Task brief: Only the lines holding "object" are wanted. Copy every one from the records below.

Recorded information:
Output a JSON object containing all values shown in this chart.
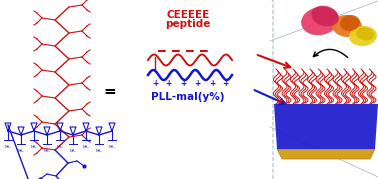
{
  "bg_color": "#ffffff",
  "red_color": "#cc1111",
  "blue_color": "#1515cc",
  "gold_color": "#d4a020",
  "box_edge_color": "#aabbcc",
  "pink1": "#e8406a",
  "pink2": "#cc2255",
  "orange1": "#e87820",
  "orange2": "#cc5500",
  "yellow1": "#e8d020",
  "yellow2": "#d4b800",
  "text_ceeeee": "CEEEEE",
  "text_peptide": "peptide",
  "text_pll": "PLL-mal(y%)",
  "figw": 3.78,
  "figh": 1.79,
  "dpi": 100
}
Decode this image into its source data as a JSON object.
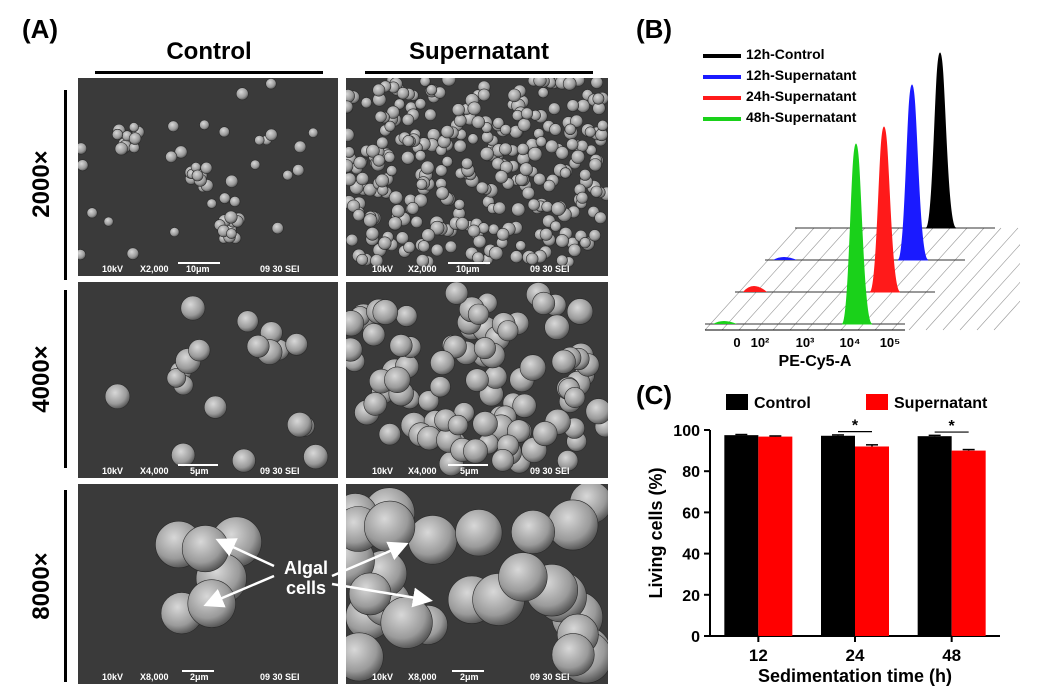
{
  "panel_a": {
    "letter": "(A)",
    "col_control": "Control",
    "col_supernatant": "Supernatant",
    "rows": [
      {
        "mag": "2000×",
        "footer": {
          "kv": "10kV",
          "mag": "X2,000",
          "scale": "10μm",
          "code": "09 30 SEI"
        }
      },
      {
        "mag": "4000×",
        "footer": {
          "kv": "10kV",
          "mag": "X4,000",
          "scale": "5μm",
          "code": "09 30 SEI"
        }
      },
      {
        "mag": "8000×",
        "footer": {
          "kv": "10kV",
          "mag": "X8,000",
          "scale": "2μm",
          "code": "09 30 SEI"
        }
      }
    ],
    "annotation_line1": "Algal",
    "annotation_line2": "cells"
  },
  "panel_b": {
    "letter": "(B)",
    "xlabel": "PE-Cy5-A",
    "ticks": [
      "0",
      "10²",
      "10³",
      "10⁴",
      "10⁵"
    ],
    "legend": [
      {
        "name": "12h-Control",
        "color": "#000000"
      },
      {
        "name": "12h-Supernatant",
        "color": "#1a1aff"
      },
      {
        "name": "24h-Supernatant",
        "color": "#ff1a1a"
      },
      {
        "name": "48h-Supernatant",
        "color": "#1ad11a"
      }
    ]
  },
  "chart_data": {
    "type": "bar",
    "letter": "(C)",
    "categories": [
      "12",
      "24",
      "48"
    ],
    "series": [
      {
        "name": "Control",
        "color": "#000000",
        "values": [
          97.5,
          97.2,
          97.0
        ],
        "errors": [
          0.3,
          0.4,
          0.4
        ]
      },
      {
        "name": "Supernatant",
        "color": "#ff0000",
        "values": [
          96.8,
          92.0,
          90.0
        ],
        "errors": [
          0.3,
          0.8,
          0.5
        ]
      }
    ],
    "significance": [
      "",
      "*",
      "*"
    ],
    "xlabel": "Sedimentation time (h)",
    "ylabel": "Living cells (%)",
    "ylim": [
      0,
      100
    ],
    "yticks": [
      "0",
      "20",
      "40",
      "60",
      "80",
      "100"
    ],
    "legend_position": "top"
  }
}
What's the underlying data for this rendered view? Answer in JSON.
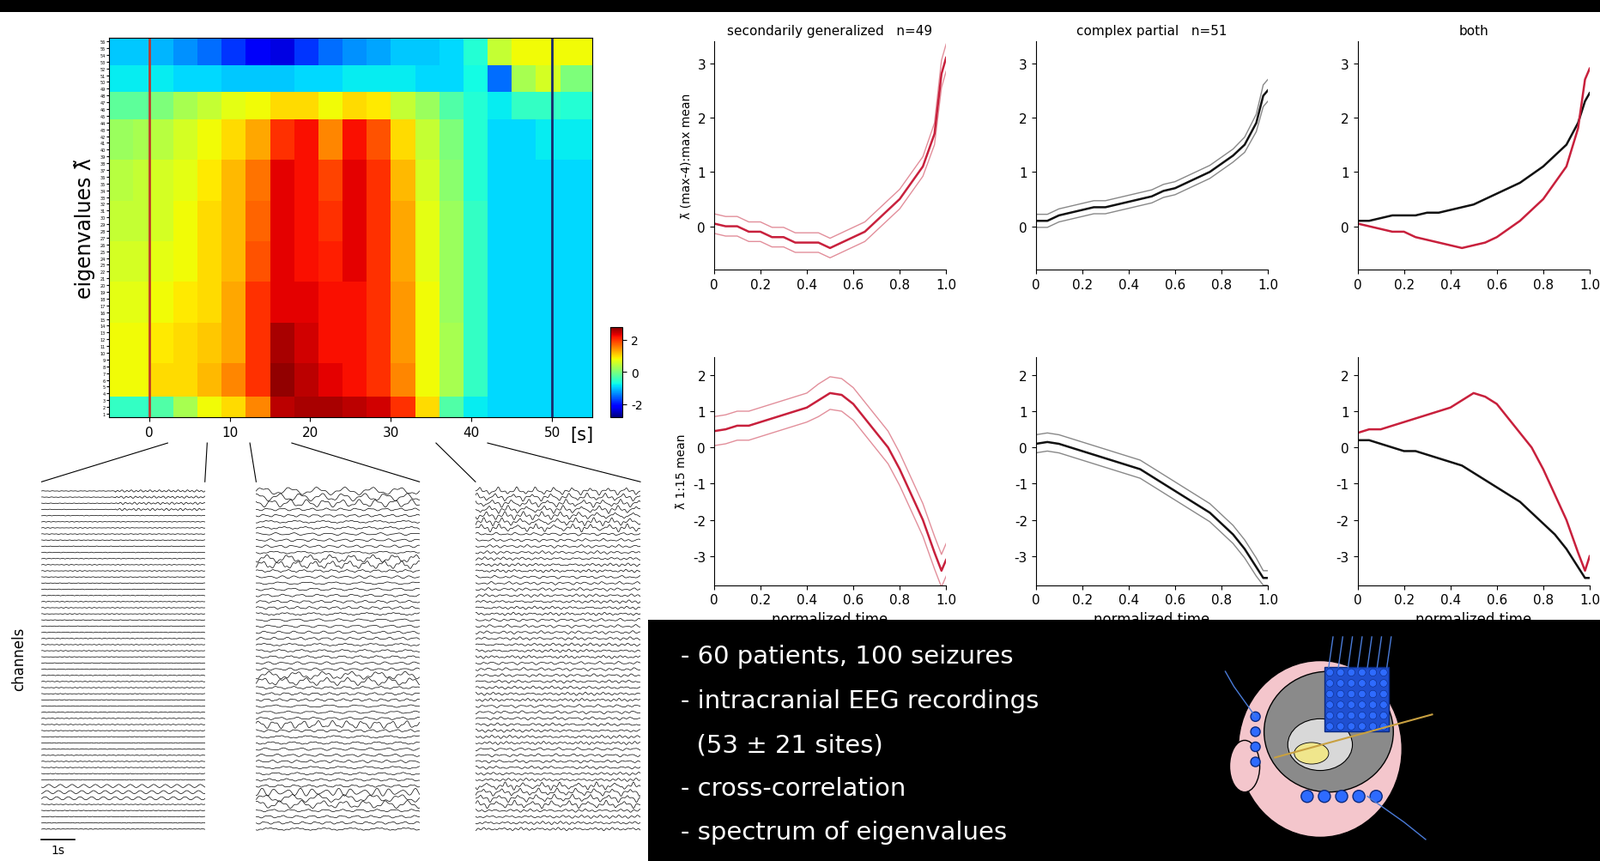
{
  "chart_data": [
    {
      "type": "heatmap",
      "ylabel": "eigenvalues λ̃",
      "xlabel": "[s]",
      "x_edges": [
        -5,
        -2,
        0,
        3,
        6,
        9,
        12,
        15,
        18,
        21,
        24,
        27,
        30,
        33,
        36,
        39,
        42,
        45,
        48,
        51,
        55
      ],
      "y_edges": [
        0.5,
        3.5,
        8.5,
        14.5,
        20.5,
        26.5,
        32.5,
        38.5,
        44.5,
        48.5,
        52.5,
        56.5
      ],
      "cells": [
        [
          -0.5,
          -0.5,
          -0.3,
          0.3,
          0.8,
          1.0,
          1.5,
          2.5,
          2.6,
          2.6,
          2.5,
          2.4,
          2.0,
          1.0,
          -0.3,
          -0.8,
          -0.9,
          -0.9,
          -0.9,
          -0.9
        ],
        [
          0.8,
          0.8,
          1.0,
          1.0,
          1.2,
          1.5,
          2.0,
          2.7,
          2.5,
          2.3,
          2.2,
          2.0,
          1.5,
          0.8,
          0.3,
          -0.5,
          -0.9,
          -0.9,
          -0.9,
          -0.9
        ],
        [
          0.8,
          0.8,
          0.9,
          1.0,
          1.1,
          1.3,
          2.0,
          2.6,
          2.4,
          2.2,
          2.2,
          2.0,
          1.4,
          0.8,
          0.3,
          -0.5,
          -0.9,
          -0.9,
          -0.9,
          -0.9
        ],
        [
          0.7,
          0.7,
          0.8,
          0.9,
          1.0,
          1.3,
          2.0,
          2.3,
          2.3,
          2.2,
          2.2,
          2.0,
          1.4,
          0.8,
          0.2,
          -0.5,
          -0.9,
          -0.9,
          -0.9,
          -0.9
        ],
        [
          0.6,
          0.6,
          0.7,
          0.8,
          1.0,
          1.2,
          1.8,
          2.3,
          2.2,
          2.1,
          2.3,
          2.0,
          1.3,
          0.7,
          0.2,
          -0.5,
          -0.9,
          -0.9,
          -0.9,
          -0.9
        ],
        [
          0.5,
          0.5,
          0.6,
          0.8,
          1.0,
          1.2,
          1.7,
          2.3,
          2.2,
          2.0,
          2.3,
          2.0,
          1.3,
          0.7,
          0.2,
          -0.5,
          -0.9,
          -0.9,
          -0.9,
          -0.9
        ],
        [
          0.4,
          0.5,
          0.6,
          0.7,
          0.9,
          1.2,
          1.6,
          2.3,
          2.2,
          1.9,
          2.3,
          2.0,
          1.2,
          0.6,
          0.1,
          -0.6,
          -0.9,
          -0.9,
          -0.9,
          -0.9
        ],
        [
          0.2,
          0.3,
          0.4,
          0.6,
          0.8,
          1.0,
          1.3,
          2.0,
          2.2,
          1.5,
          2.2,
          1.8,
          1.0,
          0.5,
          0.0,
          -0.6,
          -0.9,
          -0.9,
          -0.8,
          -0.8
        ],
        [
          -0.2,
          -0.2,
          0.0,
          0.3,
          0.5,
          0.7,
          0.8,
          1.0,
          1.0,
          0.8,
          1.0,
          0.9,
          0.5,
          0.2,
          -0.3,
          -0.6,
          -0.8,
          -0.5,
          -0.5,
          -0.6
        ],
        [
          -0.8,
          -0.8,
          -0.8,
          -0.9,
          -0.9,
          -1.0,
          -1.0,
          -1.0,
          -0.9,
          -0.9,
          -0.8,
          -0.8,
          -0.8,
          -0.9,
          -0.9,
          -0.7,
          -1.5,
          0.3,
          0.6,
          0.0
        ],
        [
          -1.0,
          -1.0,
          -1.1,
          -1.3,
          -1.5,
          -1.8,
          -2.2,
          -2.3,
          -1.8,
          -1.5,
          -1.3,
          -1.2,
          -1.0,
          -1.0,
          -0.9,
          -0.6,
          0.5,
          0.8,
          0.8,
          0.8
        ]
      ],
      "xlim": [
        -5,
        55
      ],
      "ylim": [
        0.5,
        56.5
      ],
      "xticks": [
        0,
        10,
        20,
        30,
        40,
        50
      ],
      "yticks": [
        1,
        2,
        3,
        4,
        5,
        6,
        7,
        8,
        9,
        10,
        11,
        12,
        13,
        14,
        15,
        16,
        17,
        18,
        19,
        20,
        21,
        22,
        23,
        24,
        25,
        26,
        27,
        28,
        29,
        30,
        31,
        32,
        33,
        34,
        35,
        36,
        37,
        38,
        39,
        40,
        41,
        42,
        43,
        44,
        45,
        46,
        47,
        48,
        49,
        50,
        51,
        52,
        53,
        54,
        55,
        56
      ],
      "colorbar_range": [
        -2.8,
        2.8
      ],
      "colorbar_ticks": [
        2,
        0,
        -2
      ],
      "vlines": [
        {
          "x": 0,
          "color": "#c0392b"
        },
        {
          "x": 50,
          "color": "#1a2a6c"
        }
      ]
    },
    {
      "type": "line",
      "title": "secondarily generalized   n=49",
      "ylabel": "λ̃ (max-4):max mean",
      "x": [
        0,
        0.05,
        0.1,
        0.15,
        0.2,
        0.25,
        0.3,
        0.35,
        0.4,
        0.45,
        0.5,
        0.55,
        0.6,
        0.65,
        0.7,
        0.75,
        0.8,
        0.85,
        0.9,
        0.95,
        0.98,
        1.0
      ],
      "xlim": [
        0,
        1
      ],
      "ylim": [
        -0.8,
        3.4
      ],
      "xticks": [
        0,
        0.2,
        0.4,
        0.6,
        0.8,
        {
          "value": 1,
          "label": "1.0"
        }
      ],
      "yticks": [
        0,
        1,
        2,
        3
      ],
      "series": [
        {
          "color": "#c8203c",
          "values": [
            0.05,
            0.0,
            0.0,
            -0.1,
            -0.1,
            -0.2,
            -0.2,
            -0.3,
            -0.3,
            -0.3,
            -0.4,
            -0.3,
            -0.2,
            -0.1,
            0.1,
            0.3,
            0.5,
            0.8,
            1.1,
            1.7,
            2.8,
            3.1
          ],
          "error": [
            0.18,
            0.18,
            0.18,
            0.18,
            0.18,
            0.18,
            0.18,
            0.18,
            0.18,
            0.18,
            0.18,
            0.18,
            0.18,
            0.18,
            0.18,
            0.18,
            0.18,
            0.18,
            0.18,
            0.2,
            0.25,
            0.25
          ]
        }
      ]
    },
    {
      "type": "line",
      "title": "complex partial   n=51",
      "x": [
        0,
        0.05,
        0.1,
        0.15,
        0.2,
        0.25,
        0.3,
        0.35,
        0.4,
        0.45,
        0.5,
        0.55,
        0.6,
        0.65,
        0.7,
        0.75,
        0.8,
        0.85,
        0.9,
        0.95,
        0.98,
        1.0
      ],
      "xlim": [
        0,
        1
      ],
      "ylim": [
        -0.8,
        3.4
      ],
      "xticks": [
        0,
        0.2,
        0.4,
        0.6,
        0.8,
        {
          "value": 1,
          "label": "1.0"
        }
      ],
      "yticks": [
        0,
        1,
        2,
        3
      ],
      "series": [
        {
          "color": "#111111",
          "values": [
            0.1,
            0.1,
            0.2,
            0.25,
            0.3,
            0.35,
            0.35,
            0.4,
            0.45,
            0.5,
            0.55,
            0.65,
            0.7,
            0.8,
            0.9,
            1.0,
            1.15,
            1.3,
            1.5,
            1.9,
            2.4,
            2.5
          ],
          "error": [
            0.12,
            0.12,
            0.12,
            0.12,
            0.12,
            0.12,
            0.12,
            0.12,
            0.12,
            0.12,
            0.12,
            0.12,
            0.12,
            0.12,
            0.12,
            0.12,
            0.12,
            0.12,
            0.14,
            0.16,
            0.2,
            0.2
          ]
        }
      ]
    },
    {
      "type": "line",
      "title": "both",
      "x": [
        0,
        0.05,
        0.1,
        0.15,
        0.2,
        0.25,
        0.3,
        0.35,
        0.4,
        0.45,
        0.5,
        0.55,
        0.6,
        0.65,
        0.7,
        0.75,
        0.8,
        0.85,
        0.9,
        0.95,
        0.98,
        1.0
      ],
      "xlim": [
        0,
        1
      ],
      "ylim": [
        -0.8,
        3.4
      ],
      "xticks": [
        0,
        0.2,
        0.4,
        0.6,
        0.8,
        {
          "value": 1,
          "label": "1.0"
        }
      ],
      "yticks": [
        0,
        1,
        2,
        3
      ],
      "series": [
        {
          "color": "#111111",
          "values": [
            0.1,
            0.1,
            0.15,
            0.2,
            0.2,
            0.2,
            0.25,
            0.25,
            0.3,
            0.35,
            0.4,
            0.5,
            0.6,
            0.7,
            0.8,
            0.95,
            1.1,
            1.3,
            1.5,
            1.9,
            2.3,
            2.45
          ]
        },
        {
          "color": "#c8203c",
          "values": [
            0.05,
            0.0,
            -0.05,
            -0.1,
            -0.1,
            -0.2,
            -0.25,
            -0.3,
            -0.35,
            -0.4,
            -0.35,
            -0.3,
            -0.2,
            -0.05,
            0.1,
            0.3,
            0.5,
            0.8,
            1.1,
            1.8,
            2.7,
            2.9
          ]
        }
      ]
    },
    {
      "type": "line",
      "ylabel": "λ̃ 1:15 mean",
      "xlabel": "normalized time",
      "x": [
        0,
        0.05,
        0.1,
        0.15,
        0.2,
        0.25,
        0.3,
        0.35,
        0.4,
        0.45,
        0.5,
        0.55,
        0.6,
        0.65,
        0.7,
        0.75,
        0.8,
        0.85,
        0.9,
        0.95,
        0.98,
        1.0
      ],
      "xlim": [
        0,
        1
      ],
      "ylim": [
        -3.8,
        2.5
      ],
      "xticks": [
        0,
        0.2,
        0.4,
        0.6,
        0.8,
        {
          "value": 1,
          "label": "1.0"
        }
      ],
      "yticks": [
        -3,
        -2,
        -1,
        0,
        1,
        2
      ],
      "series": [
        {
          "color": "#c8203c",
          "values": [
            0.45,
            0.5,
            0.6,
            0.6,
            0.7,
            0.8,
            0.9,
            1.0,
            1.1,
            1.3,
            1.5,
            1.45,
            1.2,
            0.8,
            0.4,
            0.0,
            -0.6,
            -1.3,
            -2.0,
            -2.9,
            -3.4,
            -3.1
          ],
          "error": [
            0.4,
            0.4,
            0.4,
            0.4,
            0.4,
            0.4,
            0.4,
            0.4,
            0.4,
            0.45,
            0.45,
            0.45,
            0.45,
            0.45,
            0.45,
            0.45,
            0.45,
            0.45,
            0.45,
            0.45,
            0.45,
            0.45
          ]
        }
      ]
    },
    {
      "type": "line",
      "xlabel": "normalized time",
      "x": [
        0,
        0.05,
        0.1,
        0.15,
        0.2,
        0.25,
        0.3,
        0.35,
        0.4,
        0.45,
        0.5,
        0.55,
        0.6,
        0.65,
        0.7,
        0.75,
        0.8,
        0.85,
        0.9,
        0.95,
        0.98,
        1.0
      ],
      "xlim": [
        0,
        1
      ],
      "ylim": [
        -3.8,
        2.5
      ],
      "xticks": [
        0,
        0.2,
        0.4,
        0.6,
        0.8,
        {
          "value": 1,
          "label": "1.0"
        }
      ],
      "yticks": [
        -3,
        -2,
        -1,
        0,
        1,
        2
      ],
      "series": [
        {
          "color": "#111111",
          "values": [
            0.1,
            0.15,
            0.1,
            0.0,
            -0.1,
            -0.2,
            -0.3,
            -0.4,
            -0.5,
            -0.6,
            -0.8,
            -1.0,
            -1.2,
            -1.4,
            -1.6,
            -1.8,
            -2.1,
            -2.4,
            -2.8,
            -3.3,
            -3.6,
            -3.6
          ],
          "error": [
            0.25,
            0.25,
            0.25,
            0.25,
            0.25,
            0.25,
            0.25,
            0.25,
            0.25,
            0.25,
            0.25,
            0.25,
            0.25,
            0.25,
            0.25,
            0.25,
            0.25,
            0.25,
            0.25,
            0.25,
            0.2,
            0.2
          ]
        }
      ]
    },
    {
      "type": "line",
      "xlabel": "normalized time",
      "x": [
        0,
        0.05,
        0.1,
        0.15,
        0.2,
        0.25,
        0.3,
        0.35,
        0.4,
        0.45,
        0.5,
        0.55,
        0.6,
        0.65,
        0.7,
        0.75,
        0.8,
        0.85,
        0.9,
        0.95,
        0.98,
        1.0
      ],
      "xlim": [
        0,
        1
      ],
      "ylim": [
        -3.8,
        2.5
      ],
      "xticks": [
        0,
        0.2,
        0.4,
        0.6,
        0.8,
        {
          "value": 1,
          "label": "1.0"
        }
      ],
      "yticks": [
        -3,
        -2,
        -1,
        0,
        1,
        2
      ],
      "series": [
        {
          "color": "#111111",
          "values": [
            0.2,
            0.2,
            0.1,
            0.0,
            -0.1,
            -0.1,
            -0.2,
            -0.3,
            -0.4,
            -0.5,
            -0.7,
            -0.9,
            -1.1,
            -1.3,
            -1.5,
            -1.8,
            -2.1,
            -2.4,
            -2.8,
            -3.3,
            -3.6,
            -3.6
          ]
        },
        {
          "color": "#c8203c",
          "values": [
            0.4,
            0.5,
            0.5,
            0.6,
            0.7,
            0.8,
            0.9,
            1.0,
            1.1,
            1.3,
            1.5,
            1.4,
            1.2,
            0.8,
            0.4,
            0.0,
            -0.6,
            -1.3,
            -2.0,
            -2.9,
            -3.4,
            -3.0
          ]
        }
      ]
    }
  ],
  "eeg_traces": {
    "ylabel": "channels",
    "scale_bar": "1s",
    "scale_bar_s": 1,
    "windows": [
      [
        2.3,
        7.2
      ],
      [
        12.5,
        17.7
      ],
      [
        35.6,
        42.0
      ]
    ],
    "channels": 56
  },
  "info_box": {
    "lines": [
      "- 60 patients, 100 seizures",
      "- intracranial EEG recordings",
      "  (53 ± 21 sites)",
      "- cross-correlation",
      "- spectrum of eigenvalues"
    ]
  }
}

Reply:
Output a JSON object containing all values shown in this chart.
Decode this image into its source data as a JSON object.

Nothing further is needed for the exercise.